TO BE DONE.
What is the number of lines containing the word "data"? Give that number alone.

^^^^^^^^^^^^^^^^

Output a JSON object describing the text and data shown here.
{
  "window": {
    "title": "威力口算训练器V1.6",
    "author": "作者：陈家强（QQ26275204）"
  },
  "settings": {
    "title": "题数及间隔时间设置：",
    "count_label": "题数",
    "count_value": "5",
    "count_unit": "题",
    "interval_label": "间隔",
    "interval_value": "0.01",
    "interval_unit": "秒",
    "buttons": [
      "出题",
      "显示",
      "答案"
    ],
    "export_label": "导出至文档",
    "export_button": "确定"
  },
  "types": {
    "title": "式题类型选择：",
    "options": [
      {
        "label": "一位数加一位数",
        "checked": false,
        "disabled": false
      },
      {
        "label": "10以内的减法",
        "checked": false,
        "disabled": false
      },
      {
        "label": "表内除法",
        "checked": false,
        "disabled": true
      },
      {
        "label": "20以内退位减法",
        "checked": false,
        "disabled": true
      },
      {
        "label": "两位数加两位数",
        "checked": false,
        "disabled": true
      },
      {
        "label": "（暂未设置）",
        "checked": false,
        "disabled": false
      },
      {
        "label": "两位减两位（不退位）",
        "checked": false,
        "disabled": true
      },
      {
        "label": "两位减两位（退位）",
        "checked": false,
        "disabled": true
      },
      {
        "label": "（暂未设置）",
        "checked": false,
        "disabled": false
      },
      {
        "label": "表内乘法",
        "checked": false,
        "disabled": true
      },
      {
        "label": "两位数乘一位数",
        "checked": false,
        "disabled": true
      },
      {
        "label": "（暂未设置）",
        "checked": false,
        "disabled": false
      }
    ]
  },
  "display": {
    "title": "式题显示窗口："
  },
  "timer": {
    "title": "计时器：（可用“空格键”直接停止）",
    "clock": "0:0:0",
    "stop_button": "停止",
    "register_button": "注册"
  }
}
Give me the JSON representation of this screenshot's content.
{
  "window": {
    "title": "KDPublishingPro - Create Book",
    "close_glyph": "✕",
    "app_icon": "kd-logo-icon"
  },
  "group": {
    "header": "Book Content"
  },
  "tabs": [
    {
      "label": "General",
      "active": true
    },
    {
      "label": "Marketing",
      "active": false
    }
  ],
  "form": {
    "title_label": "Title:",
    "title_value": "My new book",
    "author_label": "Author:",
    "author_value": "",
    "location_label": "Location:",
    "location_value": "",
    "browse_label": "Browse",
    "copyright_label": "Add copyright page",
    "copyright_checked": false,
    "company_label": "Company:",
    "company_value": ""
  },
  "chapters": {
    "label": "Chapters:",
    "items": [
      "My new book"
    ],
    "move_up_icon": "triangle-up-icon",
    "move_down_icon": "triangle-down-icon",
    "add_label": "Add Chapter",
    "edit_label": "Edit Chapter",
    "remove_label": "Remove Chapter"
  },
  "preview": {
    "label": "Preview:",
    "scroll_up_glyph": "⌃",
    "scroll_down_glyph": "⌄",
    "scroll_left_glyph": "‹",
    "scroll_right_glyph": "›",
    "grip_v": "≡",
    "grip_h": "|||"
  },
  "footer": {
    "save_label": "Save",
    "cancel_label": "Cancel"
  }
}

^^^^^^^^^^^^^^^^

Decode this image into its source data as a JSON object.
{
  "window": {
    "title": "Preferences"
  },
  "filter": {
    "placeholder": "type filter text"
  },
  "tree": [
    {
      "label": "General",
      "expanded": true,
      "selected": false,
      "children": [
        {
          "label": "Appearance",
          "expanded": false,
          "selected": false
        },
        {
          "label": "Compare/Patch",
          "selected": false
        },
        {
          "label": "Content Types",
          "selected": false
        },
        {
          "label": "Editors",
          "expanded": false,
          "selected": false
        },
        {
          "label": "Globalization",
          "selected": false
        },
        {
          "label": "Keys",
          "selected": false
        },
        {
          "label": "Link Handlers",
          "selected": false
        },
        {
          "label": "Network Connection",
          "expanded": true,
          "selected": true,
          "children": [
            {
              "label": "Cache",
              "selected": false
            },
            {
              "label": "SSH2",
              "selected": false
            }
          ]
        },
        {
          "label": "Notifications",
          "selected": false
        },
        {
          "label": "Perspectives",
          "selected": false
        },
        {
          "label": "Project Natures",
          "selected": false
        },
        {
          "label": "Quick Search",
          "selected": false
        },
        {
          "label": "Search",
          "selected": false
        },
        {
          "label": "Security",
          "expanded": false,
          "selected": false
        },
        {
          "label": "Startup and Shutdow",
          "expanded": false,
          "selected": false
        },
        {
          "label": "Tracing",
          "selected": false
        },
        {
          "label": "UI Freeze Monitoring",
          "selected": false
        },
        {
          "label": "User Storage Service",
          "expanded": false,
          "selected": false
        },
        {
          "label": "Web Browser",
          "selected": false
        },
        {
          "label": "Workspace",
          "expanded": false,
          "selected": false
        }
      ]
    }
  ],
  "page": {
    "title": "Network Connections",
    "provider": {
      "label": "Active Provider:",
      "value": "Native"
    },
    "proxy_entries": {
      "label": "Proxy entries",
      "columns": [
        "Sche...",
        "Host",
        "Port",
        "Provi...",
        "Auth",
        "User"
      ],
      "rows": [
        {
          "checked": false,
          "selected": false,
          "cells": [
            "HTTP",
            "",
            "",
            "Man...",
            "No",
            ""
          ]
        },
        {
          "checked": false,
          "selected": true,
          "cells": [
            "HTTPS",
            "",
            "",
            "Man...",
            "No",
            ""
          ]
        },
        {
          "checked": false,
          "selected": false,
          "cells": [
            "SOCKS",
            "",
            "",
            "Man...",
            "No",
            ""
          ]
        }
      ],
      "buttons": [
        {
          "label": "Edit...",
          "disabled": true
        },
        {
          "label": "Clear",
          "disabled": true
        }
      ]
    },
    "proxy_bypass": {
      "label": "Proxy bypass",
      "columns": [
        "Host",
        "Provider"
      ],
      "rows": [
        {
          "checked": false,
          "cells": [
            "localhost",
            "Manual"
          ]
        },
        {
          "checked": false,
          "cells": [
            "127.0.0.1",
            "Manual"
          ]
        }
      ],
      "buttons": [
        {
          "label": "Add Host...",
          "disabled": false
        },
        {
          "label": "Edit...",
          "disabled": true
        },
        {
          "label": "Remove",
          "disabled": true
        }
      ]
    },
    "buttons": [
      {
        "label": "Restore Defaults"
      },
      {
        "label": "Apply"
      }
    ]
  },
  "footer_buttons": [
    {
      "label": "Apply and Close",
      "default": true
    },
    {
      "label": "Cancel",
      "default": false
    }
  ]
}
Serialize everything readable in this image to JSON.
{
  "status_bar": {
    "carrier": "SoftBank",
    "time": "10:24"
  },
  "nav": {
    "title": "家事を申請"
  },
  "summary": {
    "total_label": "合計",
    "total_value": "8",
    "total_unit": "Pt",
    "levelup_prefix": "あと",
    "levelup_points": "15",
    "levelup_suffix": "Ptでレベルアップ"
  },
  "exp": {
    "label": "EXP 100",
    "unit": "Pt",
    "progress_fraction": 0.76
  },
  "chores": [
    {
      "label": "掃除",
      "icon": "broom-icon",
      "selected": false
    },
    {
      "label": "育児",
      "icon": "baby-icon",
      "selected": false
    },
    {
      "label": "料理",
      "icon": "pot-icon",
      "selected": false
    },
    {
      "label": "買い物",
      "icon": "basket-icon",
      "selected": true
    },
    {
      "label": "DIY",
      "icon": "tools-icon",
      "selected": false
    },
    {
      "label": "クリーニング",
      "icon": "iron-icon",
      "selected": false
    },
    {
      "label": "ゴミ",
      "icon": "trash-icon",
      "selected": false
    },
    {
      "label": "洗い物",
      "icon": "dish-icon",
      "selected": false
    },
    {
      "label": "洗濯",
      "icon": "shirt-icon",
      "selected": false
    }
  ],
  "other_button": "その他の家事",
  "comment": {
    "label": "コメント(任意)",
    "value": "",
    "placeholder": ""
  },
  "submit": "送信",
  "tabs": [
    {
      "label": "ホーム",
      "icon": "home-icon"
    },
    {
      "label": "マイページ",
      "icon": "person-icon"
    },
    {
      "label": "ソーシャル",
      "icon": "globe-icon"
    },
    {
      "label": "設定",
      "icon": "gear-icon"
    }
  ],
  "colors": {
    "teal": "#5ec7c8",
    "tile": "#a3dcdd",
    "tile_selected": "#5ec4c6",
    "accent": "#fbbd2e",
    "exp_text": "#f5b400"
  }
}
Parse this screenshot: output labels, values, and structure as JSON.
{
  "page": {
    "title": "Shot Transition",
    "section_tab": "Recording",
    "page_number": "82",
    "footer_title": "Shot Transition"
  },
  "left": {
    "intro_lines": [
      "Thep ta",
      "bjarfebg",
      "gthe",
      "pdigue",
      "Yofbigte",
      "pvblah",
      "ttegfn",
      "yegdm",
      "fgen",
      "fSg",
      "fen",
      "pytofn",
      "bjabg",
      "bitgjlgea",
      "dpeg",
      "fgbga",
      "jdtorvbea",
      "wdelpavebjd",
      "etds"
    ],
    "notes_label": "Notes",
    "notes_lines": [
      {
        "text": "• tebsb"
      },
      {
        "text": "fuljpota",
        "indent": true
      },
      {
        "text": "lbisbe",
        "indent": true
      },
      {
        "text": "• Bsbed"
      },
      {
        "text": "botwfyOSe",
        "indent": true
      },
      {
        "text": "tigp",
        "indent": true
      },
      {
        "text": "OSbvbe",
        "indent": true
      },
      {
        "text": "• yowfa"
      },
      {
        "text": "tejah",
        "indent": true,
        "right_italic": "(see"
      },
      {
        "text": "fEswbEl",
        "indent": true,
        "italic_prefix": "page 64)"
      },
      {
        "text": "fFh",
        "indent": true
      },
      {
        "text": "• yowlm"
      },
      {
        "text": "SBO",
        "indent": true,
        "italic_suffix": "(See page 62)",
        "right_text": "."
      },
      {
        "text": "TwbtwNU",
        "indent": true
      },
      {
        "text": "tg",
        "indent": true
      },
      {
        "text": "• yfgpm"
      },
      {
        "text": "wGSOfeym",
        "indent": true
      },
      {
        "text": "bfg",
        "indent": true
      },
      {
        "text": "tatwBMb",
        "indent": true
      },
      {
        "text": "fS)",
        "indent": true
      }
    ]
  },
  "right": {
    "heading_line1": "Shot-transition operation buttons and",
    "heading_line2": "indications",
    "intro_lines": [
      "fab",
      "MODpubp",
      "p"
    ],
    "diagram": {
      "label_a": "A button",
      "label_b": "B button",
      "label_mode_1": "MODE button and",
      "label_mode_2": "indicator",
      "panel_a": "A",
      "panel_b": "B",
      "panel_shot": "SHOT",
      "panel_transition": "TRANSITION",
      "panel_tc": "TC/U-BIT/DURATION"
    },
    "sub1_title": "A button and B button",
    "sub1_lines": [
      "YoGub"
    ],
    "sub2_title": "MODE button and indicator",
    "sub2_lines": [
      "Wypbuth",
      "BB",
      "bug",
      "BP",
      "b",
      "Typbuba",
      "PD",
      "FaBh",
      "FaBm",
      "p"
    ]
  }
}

^^^^^^^^^^^^^^^^

SOLUTION TO THIS EXERCISE.
2